**GIVEN TASK:**
Transcribe the records below exactly.

--- start MATERIAL PROVIDED ---

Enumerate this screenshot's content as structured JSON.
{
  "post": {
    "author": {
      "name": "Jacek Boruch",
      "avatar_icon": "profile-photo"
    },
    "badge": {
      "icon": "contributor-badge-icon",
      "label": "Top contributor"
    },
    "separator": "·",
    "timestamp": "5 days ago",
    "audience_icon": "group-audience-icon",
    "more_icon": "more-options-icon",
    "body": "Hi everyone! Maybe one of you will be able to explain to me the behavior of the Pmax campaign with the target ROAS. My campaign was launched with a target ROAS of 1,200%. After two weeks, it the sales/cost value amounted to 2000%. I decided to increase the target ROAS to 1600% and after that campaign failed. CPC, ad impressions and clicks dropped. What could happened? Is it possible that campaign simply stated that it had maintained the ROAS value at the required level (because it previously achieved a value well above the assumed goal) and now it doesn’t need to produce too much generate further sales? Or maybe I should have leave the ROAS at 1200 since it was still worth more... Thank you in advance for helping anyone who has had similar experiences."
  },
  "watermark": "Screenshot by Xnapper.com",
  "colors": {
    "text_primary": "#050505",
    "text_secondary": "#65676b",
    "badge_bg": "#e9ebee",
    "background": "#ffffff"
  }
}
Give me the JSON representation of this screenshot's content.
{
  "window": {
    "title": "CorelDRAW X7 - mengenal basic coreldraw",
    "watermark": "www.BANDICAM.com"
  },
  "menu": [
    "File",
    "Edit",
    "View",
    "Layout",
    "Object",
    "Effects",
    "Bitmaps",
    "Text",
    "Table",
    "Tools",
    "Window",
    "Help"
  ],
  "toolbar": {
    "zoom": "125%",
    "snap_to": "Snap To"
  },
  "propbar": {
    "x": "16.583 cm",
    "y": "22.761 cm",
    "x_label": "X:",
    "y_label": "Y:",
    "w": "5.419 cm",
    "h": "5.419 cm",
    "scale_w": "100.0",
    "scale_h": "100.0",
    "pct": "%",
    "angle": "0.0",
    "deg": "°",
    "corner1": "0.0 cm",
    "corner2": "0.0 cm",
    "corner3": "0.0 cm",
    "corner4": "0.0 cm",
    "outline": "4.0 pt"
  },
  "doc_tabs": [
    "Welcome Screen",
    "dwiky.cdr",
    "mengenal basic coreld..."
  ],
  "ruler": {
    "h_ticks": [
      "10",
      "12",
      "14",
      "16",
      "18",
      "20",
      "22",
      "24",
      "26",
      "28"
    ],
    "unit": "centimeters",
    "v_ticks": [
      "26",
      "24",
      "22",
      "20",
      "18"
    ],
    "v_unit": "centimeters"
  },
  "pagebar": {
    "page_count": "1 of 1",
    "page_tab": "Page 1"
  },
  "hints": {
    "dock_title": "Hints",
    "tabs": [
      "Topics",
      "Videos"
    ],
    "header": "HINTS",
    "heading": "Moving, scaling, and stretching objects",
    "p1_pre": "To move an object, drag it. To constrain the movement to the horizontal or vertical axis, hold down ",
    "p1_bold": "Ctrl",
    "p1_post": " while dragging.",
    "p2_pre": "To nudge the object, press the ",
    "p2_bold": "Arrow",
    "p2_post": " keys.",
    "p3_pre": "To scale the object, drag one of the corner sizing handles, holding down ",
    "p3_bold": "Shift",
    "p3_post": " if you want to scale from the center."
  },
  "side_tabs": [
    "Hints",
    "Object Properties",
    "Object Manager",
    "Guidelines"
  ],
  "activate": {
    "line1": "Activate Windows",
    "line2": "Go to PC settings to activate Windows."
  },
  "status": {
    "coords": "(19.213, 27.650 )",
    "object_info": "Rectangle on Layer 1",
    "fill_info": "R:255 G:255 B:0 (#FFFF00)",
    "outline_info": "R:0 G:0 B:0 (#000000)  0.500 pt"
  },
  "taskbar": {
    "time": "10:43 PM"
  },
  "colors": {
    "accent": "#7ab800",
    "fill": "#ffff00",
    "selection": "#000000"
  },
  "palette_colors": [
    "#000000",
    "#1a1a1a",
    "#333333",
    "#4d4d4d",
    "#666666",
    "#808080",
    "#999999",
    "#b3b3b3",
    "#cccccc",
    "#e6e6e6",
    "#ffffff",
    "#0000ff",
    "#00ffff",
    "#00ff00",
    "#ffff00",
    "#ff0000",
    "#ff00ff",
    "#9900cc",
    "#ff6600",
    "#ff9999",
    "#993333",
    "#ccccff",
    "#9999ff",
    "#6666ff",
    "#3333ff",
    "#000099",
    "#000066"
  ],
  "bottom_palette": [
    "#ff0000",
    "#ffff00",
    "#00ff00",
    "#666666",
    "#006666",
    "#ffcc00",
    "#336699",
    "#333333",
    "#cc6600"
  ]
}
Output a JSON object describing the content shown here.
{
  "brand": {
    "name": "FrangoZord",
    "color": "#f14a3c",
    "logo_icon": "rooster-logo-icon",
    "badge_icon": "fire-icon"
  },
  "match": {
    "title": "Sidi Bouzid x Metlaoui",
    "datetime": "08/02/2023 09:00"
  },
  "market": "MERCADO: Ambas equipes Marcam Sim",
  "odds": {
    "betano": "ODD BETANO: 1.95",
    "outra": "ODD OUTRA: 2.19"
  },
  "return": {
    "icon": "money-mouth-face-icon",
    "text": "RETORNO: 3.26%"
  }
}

--- end MATERIAL PROVIDED ---

**TASK OUTPUT:**
Enumerate this screenshot's content as structured JSON.
{
  "post": {
    "author": {
      "name": "Jacek Boruch",
      "avatar_icon": "profile-photo"
    },
    "badge": {
      "icon": "contributor-badge-icon",
      "label": "Top contributor"
    },
    "separator": "·",
    "timestamp": "5 days ago",
    "audience_icon": "group-audience-icon",
    "more_icon": "more-options-icon",
    "body": "Hi everyone! Maybe one of you will be able to explain to me the behavior of the Pmax campaign with the target ROAS. My campaign was launched with a target ROAS of 1,200%. After two weeks, it the sales/cost value amounted to 2000%. I decided to increase the target ROAS to 1600% and after that campaign failed. CPC, ad impressions and clicks dropped. What could happened? Is it possible that campaign simply stated that it had maintained the ROAS value at the required level (because it previously achieved a value well above the assumed goal) and now it doesn’t need to produce too much generate further sales? Or maybe I should have leave the ROAS at 1200 since it was still worth more... Thank you in advance for helping anyone who has had similar experiences."
  },
  "watermark": "Screenshot by Xnapper.com",
  "colors": {
    "text_primary": "#050505",
    "text_secondary": "#65676b",
    "badge_bg": "#e9ebee",
    "background": "#ffffff"
  }
}
Give me the JSON representation of this screenshot's content.
{
  "window": {
    "title": "CorelDRAW X7 - mengenal basic coreldraw",
    "watermark": "www.BANDICAM.com"
  },
  "menu": [
    "File",
    "Edit",
    "View",
    "Layout",
    "Object",
    "Effects",
    "Bitmaps",
    "Text",
    "Table",
    "Tools",
    "Window",
    "Help"
  ],
  "toolbar": {
    "zoom": "125%",
    "snap_to": "Snap To"
  },
  "propbar": {
    "x": "16.583 cm",
    "y": "22.761 cm",
    "x_label": "X:",
    "y_label": "Y:",
    "w": "5.419 cm",
    "h": "5.419 cm",
    "scale_w": "100.0",
    "scale_h": "100.0",
    "pct": "%",
    "angle": "0.0",
    "deg": "°",
    "corner1": "0.0 cm",
    "corner2": "0.0 cm",
    "corner3": "0.0 cm",
    "corner4": "0.0 cm",
    "outline": "4.0 pt"
  },
  "doc_tabs": [
    "Welcome Screen",
    "dwiky.cdr",
    "mengenal basic coreld..."
  ],
  "ruler": {
    "h_ticks": [
      "10",
      "12",
      "14",
      "16",
      "18",
      "20",
      "22",
      "24",
      "26",
      "28"
    ],
    "unit": "centimeters",
    "v_ticks": [
      "26",
      "24",
      "22",
      "20",
      "18"
    ],
    "v_unit": "centimeters"
  },
  "pagebar": {
    "page_count": "1 of 1",
    "page_tab": "Page 1"
  },
  "hints": {
    "dock_title": "Hints",
    "tabs": [
      "Topics",
      "Videos"
    ],
    "header": "HINTS",
    "heading": "Moving, scaling, and stretching objects",
    "p1_pre": "To move an object, drag it. To constrain the movement to the horizontal or vertical axis, hold down ",
    "p1_bold": "Ctrl",
    "p1_post": " while dragging.",
    "p2_pre": "To nudge the object, press the ",
    "p2_bold": "Arrow",
    "p2_post": " keys.",
    "p3_pre": "To scale the object, drag one of the corner sizing handles, holding down ",
    "p3_bold": "Shift",
    "p3_post": " if you want to scale from the center."
  },
  "side_tabs": [
    "Hints",
    "Object Properties",
    "Object Manager",
    "Guidelines"
  ],
  "activate": {
    "line1": "Activate Windows",
    "line2": "Go to PC settings to activate Windows."
  },
  "status": {
    "coords": "(19.213, 27.650 )",
    "object_info": "Rectangle on Layer 1",
    "fill_info": "R:255 G:255 B:0 (#FFFF00)",
    "outline_info": "R:0 G:0 B:0 (#000000)  0.500 pt"
  },
  "taskbar": {
    "time": "10:43 PM"
  },
  "colors": {
    "accent": "#7ab800",
    "fill": "#ffff00",
    "selection": "#000000"
  },
  "palette_colors": [
    "#000000",
    "#1a1a1a",
    "#333333",
    "#4d4d4d",
    "#666666",
    "#808080",
    "#999999",
    "#b3b3b3",
    "#cccccc",
    "#e6e6e6",
    "#ffffff",
    "#0000ff",
    "#00ffff",
    "#00ff00",
    "#ffff00",
    "#ff0000",
    "#ff00ff",
    "#9900cc",
    "#ff6600",
    "#ff9999",
    "#993333",
    "#ccccff",
    "#9999ff",
    "#6666ff",
    "#3333ff",
    "#000099",
    "#000066"
  ],
  "bottom_palette": [
    "#ff0000",
    "#ffff00",
    "#00ff00",
    "#666666",
    "#006666",
    "#ffcc00",
    "#336699",
    "#333333",
    "#cc6600"
  ]
}
Output a JSON object describing the content shown here.
{
  "brand": {
    "name": "FrangoZord",
    "color": "#f14a3c",
    "logo_icon": "rooster-logo-icon",
    "badge_icon": "fire-icon"
  },
  "match": {
    "title": "Sidi Bouzid x Metlaoui",
    "datetime": "08/02/2023 09:00"
  },
  "market": "MERCADO: Ambas equipes Marcam Sim",
  "odds": {
    "betano": "ODD BETANO: 1.95",
    "outra": "ODD OUTRA: 2.19"
  },
  "return": {
    "icon": "money-mouth-face-icon",
    "text": "RETORNO: 3.26%"
  }
}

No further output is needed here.